**What this task involves**
Repeat the material verbatim. Images are excluded from the copy.
** START Input records **
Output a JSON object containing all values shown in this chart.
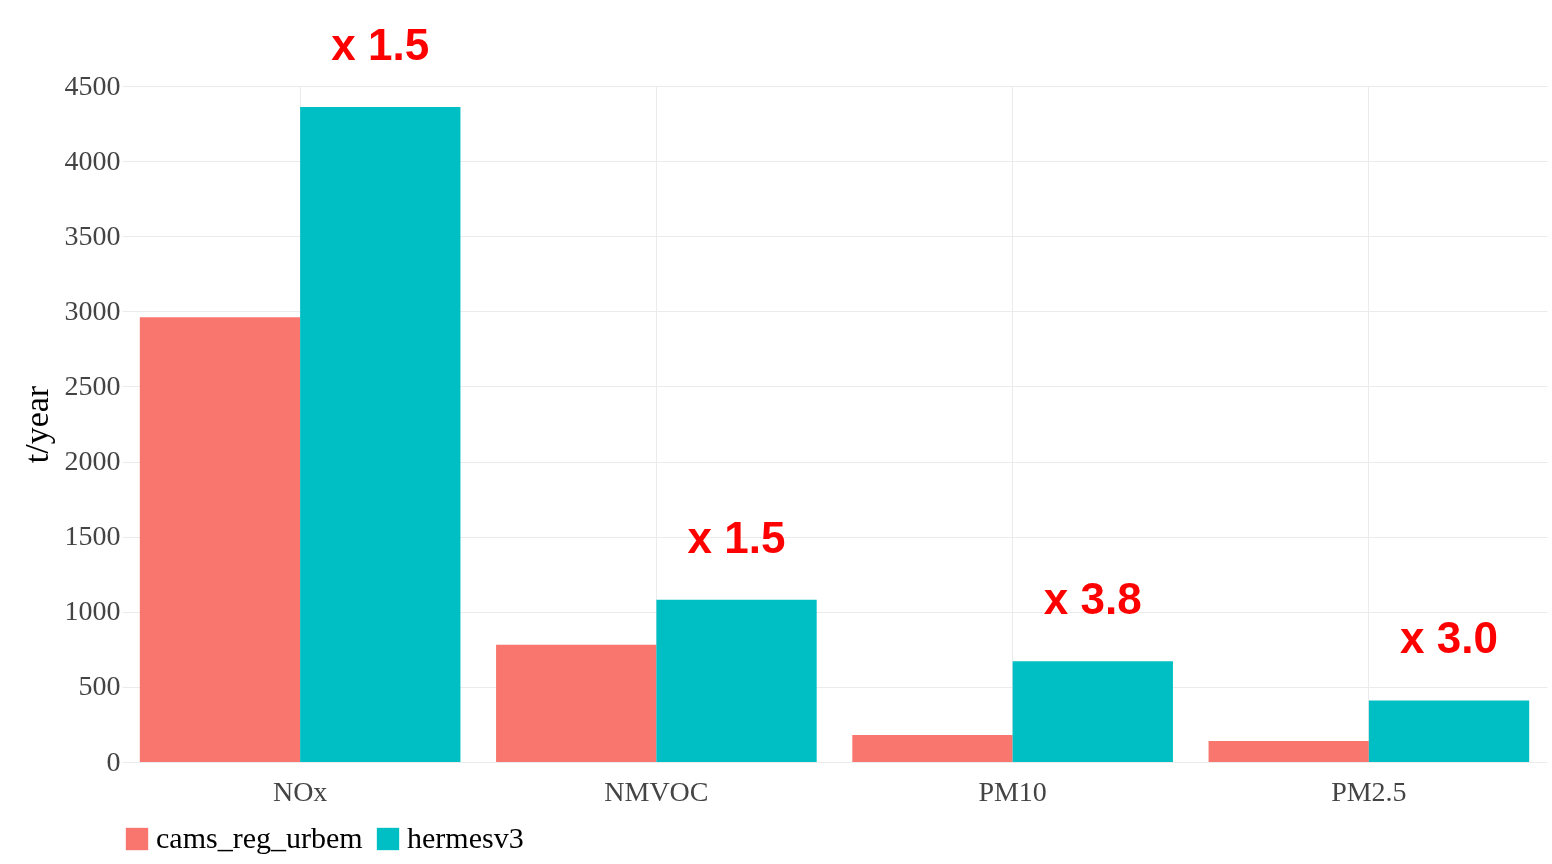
{
  "chart_data": {
    "type": "bar",
    "ylabel": "t/year",
    "categories": [
      "NOx",
      "NMVOC",
      "PM10",
      "PM2.5"
    ],
    "series": [
      {
        "name": "cams_reg_urbem",
        "color": "#f8766d",
        "values": [
          2960,
          780,
          180,
          140
        ]
      },
      {
        "name": "hermesv3",
        "color": "#00bfc4",
        "values": [
          4360,
          1080,
          670,
          410
        ]
      }
    ],
    "ylim": [
      0,
      4500
    ],
    "yticks": [
      0,
      500,
      1000,
      1500,
      2000,
      2500,
      3000,
      3500,
      4000,
      4500
    ],
    "grid": true,
    "legend": "bottom",
    "annotations": [
      "x 1.5",
      "x 1.5",
      "x 3.8",
      "x 3.0"
    ]
  }
}
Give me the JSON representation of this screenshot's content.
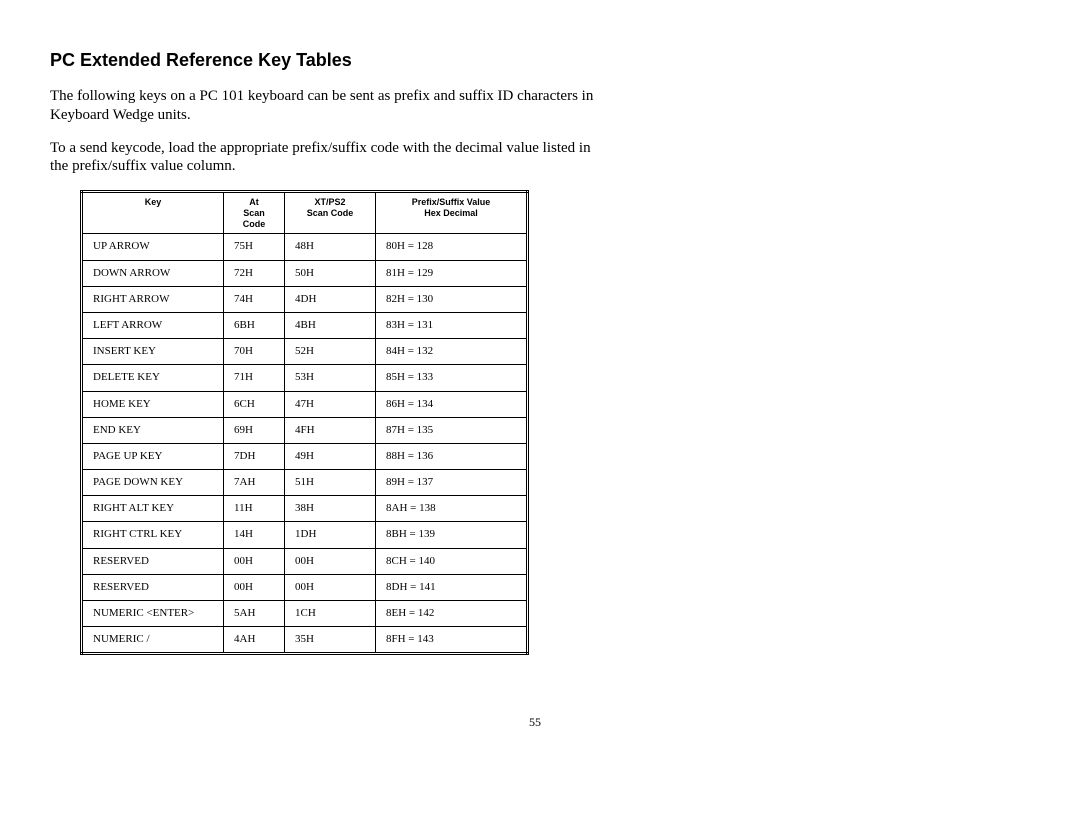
{
  "title": "PC Extended Reference Key Tables",
  "para1": "The following keys on a PC 101 keyboard can be sent as prefix and suffix ID characters in Keyboard Wedge units.",
  "para2": "To a send keycode, load the appropriate prefix/suffix code with the decimal value listed in the prefix/suffix value column.",
  "headers": {
    "key": "Key",
    "at": "At\nScan\nCode",
    "xt": "XT/PS2\nScan Code",
    "ps": "Prefix/Suffix Value\nHex   Decimal"
  },
  "rows": [
    {
      "key": "UP ARROW",
      "at": "75H",
      "xt": "48H",
      "ps": "80H = 128"
    },
    {
      "key": "DOWN ARROW",
      "at": "72H",
      "xt": "50H",
      "ps": "81H = 129"
    },
    {
      "key": "RIGHT ARROW",
      "at": "74H",
      "xt": "4DH",
      "ps": "82H = 130"
    },
    {
      "key": "LEFT ARROW",
      "at": "6BH",
      "xt": "4BH",
      "ps": "83H = 131"
    },
    {
      "key": "INSERT  KEY",
      "at": "70H",
      "xt": "52H",
      "ps": "84H = 132"
    },
    {
      "key": "DELETE KEY",
      "at": "71H",
      "xt": "53H",
      "ps": "85H = 133"
    },
    {
      "key": "HOME KEY",
      "at": "6CH",
      "xt": "47H",
      "ps": "86H = 134"
    },
    {
      "key": "END KEY",
      "at": "69H",
      "xt": "4FH",
      "ps": "87H = 135"
    },
    {
      "key": "PAGE UP KEY",
      "at": "7DH",
      "xt": "49H",
      "ps": "88H = 136"
    },
    {
      "key": "PAGE DOWN KEY",
      "at": "7AH",
      "xt": "51H",
      "ps": "89H = 137"
    },
    {
      "key": "RIGHT ALT KEY",
      "at": "11H",
      "xt": "38H",
      "ps": "8AH = 138"
    },
    {
      "key": "RIGHT CTRL KEY",
      "at": "14H",
      "xt": "1DH",
      "ps": "8BH = 139"
    },
    {
      "key": "RESERVED",
      "at": "00H",
      "xt": "00H",
      "ps": "8CH = 140"
    },
    {
      "key": "RESERVED",
      "at": "00H",
      "xt": "00H",
      "ps": "8DH = 141"
    },
    {
      "key": "NUMERIC <ENTER>",
      "at": "5AH",
      "xt": "1CH",
      "ps": "8EH = 142"
    },
    {
      "key": "NUMERIC /",
      "at": "4AH",
      "xt": "35H",
      "ps": "8FH = 143"
    }
  ],
  "pagenum": "55"
}
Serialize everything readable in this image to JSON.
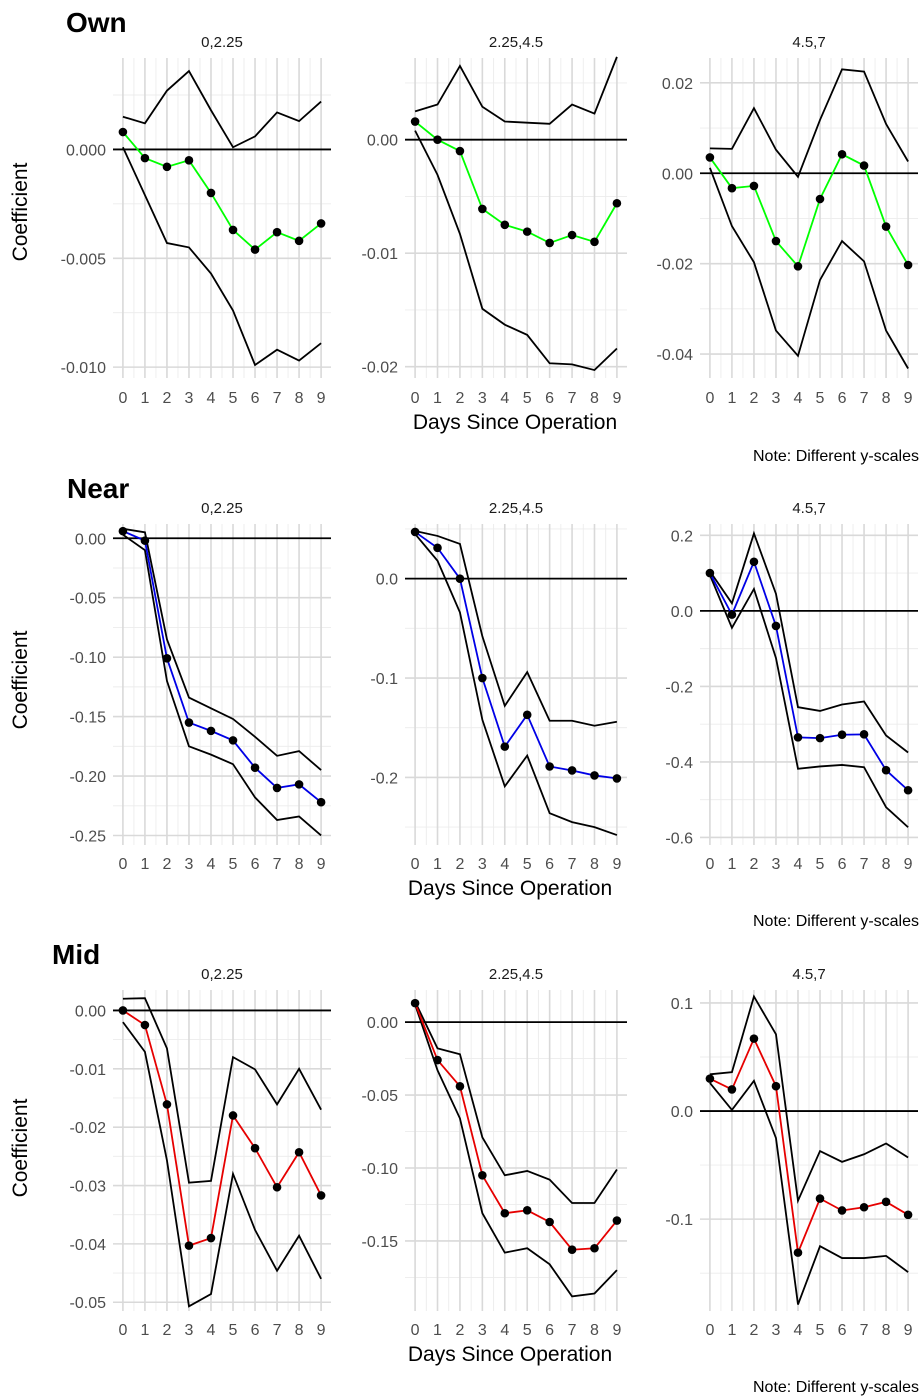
** END Input records **
**The output**
Output a JSON object containing all values shown in this chart.
{
  "chart_data": {
    "type": "bar",
    "ylabel": "t/year",
    "categories": [
      "NOx",
      "NMVOC",
      "PM10",
      "PM2.5"
    ],
    "series": [
      {
        "name": "cams_reg_urbem",
        "color": "#f8766d",
        "values": [
          2960,
          780,
          180,
          140
        ]
      },
      {
        "name": "hermesv3",
        "color": "#00bfc4",
        "values": [
          4360,
          1080,
          670,
          410
        ]
      }
    ],
    "ylim": [
      0,
      4500
    ],
    "yticks": [
      0,
      500,
      1000,
      1500,
      2000,
      2500,
      3000,
      3500,
      4000,
      4500
    ],
    "grid": true,
    "legend": "bottom",
    "annotations": [
      "x 1.5",
      "x 1.5",
      "x 3.8",
      "x 3.0"
    ]
  }
}
Give me the JSON representation of this screenshot's content.
{
  "title": "PC Extended Reference Key Tables",
  "para1": "The following keys on a PC 101 keyboard can be sent as prefix and suffix ID characters in Keyboard Wedge units.",
  "para2": "To a send keycode, load the appropriate prefix/suffix code with the decimal value listed in the prefix/suffix value column.",
  "headers": {
    "key": "Key",
    "at": "At\nScan\nCode",
    "xt": "XT/PS2\nScan Code",
    "ps": "Prefix/Suffix Value\nHex   Decimal"
  },
  "rows": [
    {
      "key": "UP ARROW",
      "at": "75H",
      "xt": "48H",
      "ps": "80H = 128"
    },
    {
      "key": "DOWN ARROW",
      "at": "72H",
      "xt": "50H",
      "ps": "81H = 129"
    },
    {
      "key": "RIGHT ARROW",
      "at": "74H",
      "xt": "4DH",
      "ps": "82H = 130"
    },
    {
      "key": "LEFT ARROW",
      "at": "6BH",
      "xt": "4BH",
      "ps": "83H = 131"
    },
    {
      "key": "INSERT  KEY",
      "at": "70H",
      "xt": "52H",
      "ps": "84H = 132"
    },
    {
      "key": "DELETE KEY",
      "at": "71H",
      "xt": "53H",
      "ps": "85H = 133"
    },
    {
      "key": "HOME KEY",
      "at": "6CH",
      "xt": "47H",
      "ps": "86H = 134"
    },
    {
      "key": "END KEY",
      "at": "69H",
      "xt": "4FH",
      "ps": "87H = 135"
    },
    {
      "key": "PAGE UP KEY",
      "at": "7DH",
      "xt": "49H",
      "ps": "88H = 136"
    },
    {
      "key": "PAGE DOWN KEY",
      "at": "7AH",
      "xt": "51H",
      "ps": "89H = 137"
    },
    {
      "key": "RIGHT ALT KEY",
      "at": "11H",
      "xt": "38H",
      "ps": "8AH = 138"
    },
    {
      "key": "RIGHT CTRL KEY",
      "at": "14H",
      "xt": "1DH",
      "ps": "8BH = 139"
    },
    {
      "key": "RESERVED",
      "at": "00H",
      "xt": "00H",
      "ps": "8CH = 140"
    },
    {
      "key": "RESERVED",
      "at": "00H",
      "xt": "00H",
      "ps": "8DH = 141"
    },
    {
      "key": "NUMERIC <ENTER>",
      "at": "5AH",
      "xt": "1CH",
      "ps": "8EH = 142"
    },
    {
      "key": "NUMERIC /",
      "at": "4AH",
      "xt": "35H",
      "ps": "8FH = 143"
    }
  ],
  "pagenum": "55"
}
Serialize everything readable in this image to JSON.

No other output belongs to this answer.